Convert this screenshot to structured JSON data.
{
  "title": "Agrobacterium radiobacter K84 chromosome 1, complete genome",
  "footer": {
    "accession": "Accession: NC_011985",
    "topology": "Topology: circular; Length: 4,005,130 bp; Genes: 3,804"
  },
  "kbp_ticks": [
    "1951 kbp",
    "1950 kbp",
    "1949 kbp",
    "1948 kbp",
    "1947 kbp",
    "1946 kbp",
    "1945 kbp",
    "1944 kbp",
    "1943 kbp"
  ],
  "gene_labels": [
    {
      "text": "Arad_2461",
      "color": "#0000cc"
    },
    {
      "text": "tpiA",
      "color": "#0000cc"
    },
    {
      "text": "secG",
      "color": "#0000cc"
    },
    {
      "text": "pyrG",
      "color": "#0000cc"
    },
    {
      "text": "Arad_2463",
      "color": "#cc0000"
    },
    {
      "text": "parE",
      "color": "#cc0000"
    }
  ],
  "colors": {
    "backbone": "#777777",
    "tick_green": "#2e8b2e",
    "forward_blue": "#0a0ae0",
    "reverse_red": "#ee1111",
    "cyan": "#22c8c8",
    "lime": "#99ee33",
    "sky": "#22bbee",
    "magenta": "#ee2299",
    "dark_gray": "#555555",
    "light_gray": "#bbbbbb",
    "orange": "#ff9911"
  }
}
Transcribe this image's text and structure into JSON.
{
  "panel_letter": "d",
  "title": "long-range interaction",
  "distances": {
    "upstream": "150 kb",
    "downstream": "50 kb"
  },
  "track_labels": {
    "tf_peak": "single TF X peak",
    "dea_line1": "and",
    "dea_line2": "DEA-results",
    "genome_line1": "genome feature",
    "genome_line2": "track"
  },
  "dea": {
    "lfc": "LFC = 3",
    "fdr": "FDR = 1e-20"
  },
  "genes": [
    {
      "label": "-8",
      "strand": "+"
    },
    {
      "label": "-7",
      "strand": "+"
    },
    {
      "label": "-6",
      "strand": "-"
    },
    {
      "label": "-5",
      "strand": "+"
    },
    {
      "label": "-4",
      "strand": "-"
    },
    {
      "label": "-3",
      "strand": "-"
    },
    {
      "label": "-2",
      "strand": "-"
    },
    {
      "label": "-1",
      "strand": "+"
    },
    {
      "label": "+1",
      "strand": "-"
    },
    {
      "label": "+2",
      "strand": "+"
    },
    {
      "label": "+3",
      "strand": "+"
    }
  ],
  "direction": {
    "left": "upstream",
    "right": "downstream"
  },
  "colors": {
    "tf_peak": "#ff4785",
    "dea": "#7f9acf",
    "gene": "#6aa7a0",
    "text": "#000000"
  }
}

══════

-- Problem details --
Once you reach the line containing "Transcribe this image's", output that line and each one after it exactly, ending with the final line of the listing and adding nothing else.

-- Answer box --
Transcribe this image's text and structure into JSON.
{
  "panel_letter": "d",
  "title": "long-range interaction",
  "distances": {
    "upstream": "150 kb",
    "downstream": "50 kb"
  },
  "track_labels": {
    "tf_peak": "single TF X peak",
    "dea_line1": "and",
    "dea_line2": "DEA-results",
    "genome_line1": "genome feature",
    "genome_line2": "track"
  },
  "dea": {
    "lfc": "LFC = 3",
    "fdr": "FDR = 1e-20"
  },
  "genes": [
    {
      "label": "-8",
      "strand": "+"
    },
    {
      "label": "-7",
      "strand": "+"
    },
    {
      "label": "-6",
      "strand": "-"
    },
    {
      "label": "-5",
      "strand": "+"
    },
    {
      "label": "-4",
      "strand": "-"
    },
    {
      "label": "-3",
      "strand": "-"
    },
    {
      "label": "-2",
      "strand": "-"
    },
    {
      "label": "-1",
      "strand": "+"
    },
    {
      "label": "+1",
      "strand": "-"
    },
    {
      "label": "+2",
      "strand": "+"
    },
    {
      "label": "+3",
      "strand": "+"
    }
  ],
  "direction": {
    "left": "upstream",
    "right": "downstream"
  },
  "colors": {
    "tf_peak": "#ff4785",
    "dea": "#7f9acf",
    "gene": "#6aa7a0",
    "text": "#000000"
  }
}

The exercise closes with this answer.